### Given task
Transcribe all of the records precisely as they are presented.

- - -

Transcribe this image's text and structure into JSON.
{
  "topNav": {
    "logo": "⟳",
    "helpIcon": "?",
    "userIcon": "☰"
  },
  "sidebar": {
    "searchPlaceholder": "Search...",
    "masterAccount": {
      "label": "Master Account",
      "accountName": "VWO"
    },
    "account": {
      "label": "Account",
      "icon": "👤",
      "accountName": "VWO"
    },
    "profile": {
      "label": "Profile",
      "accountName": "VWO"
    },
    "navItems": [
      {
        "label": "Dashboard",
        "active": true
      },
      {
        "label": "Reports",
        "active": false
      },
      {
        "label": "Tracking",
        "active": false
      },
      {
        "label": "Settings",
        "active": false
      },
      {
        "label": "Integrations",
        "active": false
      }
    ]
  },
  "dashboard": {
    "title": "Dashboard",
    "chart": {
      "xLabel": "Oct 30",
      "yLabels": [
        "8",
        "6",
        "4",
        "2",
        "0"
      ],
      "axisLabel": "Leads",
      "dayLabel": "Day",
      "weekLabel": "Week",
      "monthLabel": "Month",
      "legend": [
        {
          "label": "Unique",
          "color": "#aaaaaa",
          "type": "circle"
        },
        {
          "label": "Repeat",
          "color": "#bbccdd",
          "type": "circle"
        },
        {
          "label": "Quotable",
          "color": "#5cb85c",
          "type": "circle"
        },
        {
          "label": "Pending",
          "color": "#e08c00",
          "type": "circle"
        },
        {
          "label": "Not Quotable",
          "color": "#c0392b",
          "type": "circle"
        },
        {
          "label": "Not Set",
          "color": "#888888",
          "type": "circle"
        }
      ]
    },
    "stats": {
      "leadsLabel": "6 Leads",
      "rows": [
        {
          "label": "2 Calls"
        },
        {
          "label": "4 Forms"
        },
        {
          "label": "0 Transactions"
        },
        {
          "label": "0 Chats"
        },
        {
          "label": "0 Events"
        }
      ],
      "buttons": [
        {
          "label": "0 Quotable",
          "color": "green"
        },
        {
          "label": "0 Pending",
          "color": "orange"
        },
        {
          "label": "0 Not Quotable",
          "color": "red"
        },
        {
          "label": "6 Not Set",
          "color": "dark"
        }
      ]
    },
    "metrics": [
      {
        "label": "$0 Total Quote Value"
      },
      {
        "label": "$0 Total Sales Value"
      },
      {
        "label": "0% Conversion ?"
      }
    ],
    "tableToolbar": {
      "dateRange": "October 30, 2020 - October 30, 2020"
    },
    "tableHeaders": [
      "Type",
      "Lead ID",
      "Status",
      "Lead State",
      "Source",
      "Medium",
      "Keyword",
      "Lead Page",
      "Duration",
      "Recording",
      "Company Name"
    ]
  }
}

- - -

### Solution below
Transcribe this image's text and structure into JSON.
{
  "topNav": {
    "logo": "⟳",
    "helpIcon": "?",
    "userIcon": "☰"
  },
  "sidebar": {
    "searchPlaceholder": "Search...",
    "masterAccount": {
      "label": "Master Account",
      "accountName": "VWO"
    },
    "account": {
      "label": "Account",
      "icon": "👤",
      "accountName": "VWO"
    },
    "profile": {
      "label": "Profile",
      "accountName": "VWO"
    },
    "navItems": [
      {
        "label": "Dashboard",
        "active": true
      },
      {
        "label": "Reports",
        "active": false
      },
      {
        "label": "Tracking",
        "active": false
      },
      {
        "label": "Settings",
        "active": false
      },
      {
        "label": "Integrations",
        "active": false
      }
    ]
  },
  "dashboard": {
    "title": "Dashboard",
    "chart": {
      "xLabel": "Oct 30",
      "yLabels": [
        "8",
        "6",
        "4",
        "2",
        "0"
      ],
      "axisLabel": "Leads",
      "dayLabel": "Day",
      "weekLabel": "Week",
      "monthLabel": "Month",
      "legend": [
        {
          "label": "Unique",
          "color": "#aaaaaa",
          "type": "circle"
        },
        {
          "label": "Repeat",
          "color": "#bbccdd",
          "type": "circle"
        },
        {
          "label": "Quotable",
          "color": "#5cb85c",
          "type": "circle"
        },
        {
          "label": "Pending",
          "color": "#e08c00",
          "type": "circle"
        },
        {
          "label": "Not Quotable",
          "color": "#c0392b",
          "type": "circle"
        },
        {
          "label": "Not Set",
          "color": "#888888",
          "type": "circle"
        }
      ]
    },
    "stats": {
      "leadsLabel": "6 Leads",
      "rows": [
        {
          "label": "2 Calls"
        },
        {
          "label": "4 Forms"
        },
        {
          "label": "0 Transactions"
        },
        {
          "label": "0 Chats"
        },
        {
          "label": "0 Events"
        }
      ],
      "buttons": [
        {
          "label": "0 Quotable",
          "color": "green"
        },
        {
          "label": "0 Pending",
          "color": "orange"
        },
        {
          "label": "0 Not Quotable",
          "color": "red"
        },
        {
          "label": "6 Not Set",
          "color": "dark"
        }
      ]
    },
    "metrics": [
      {
        "label": "$0 Total Quote Value"
      },
      {
        "label": "$0 Total Sales Value"
      },
      {
        "label": "0% Conversion ?"
      }
    ],
    "tableToolbar": {
      "dateRange": "October 30, 2020 - October 30, 2020"
    },
    "tableHeaders": [
      "Type",
      "Lead ID",
      "Status",
      "Lead State",
      "Source",
      "Medium",
      "Keyword",
      "Lead Page",
      "Duration",
      "Recording",
      "Company Name"
    ]
  }
}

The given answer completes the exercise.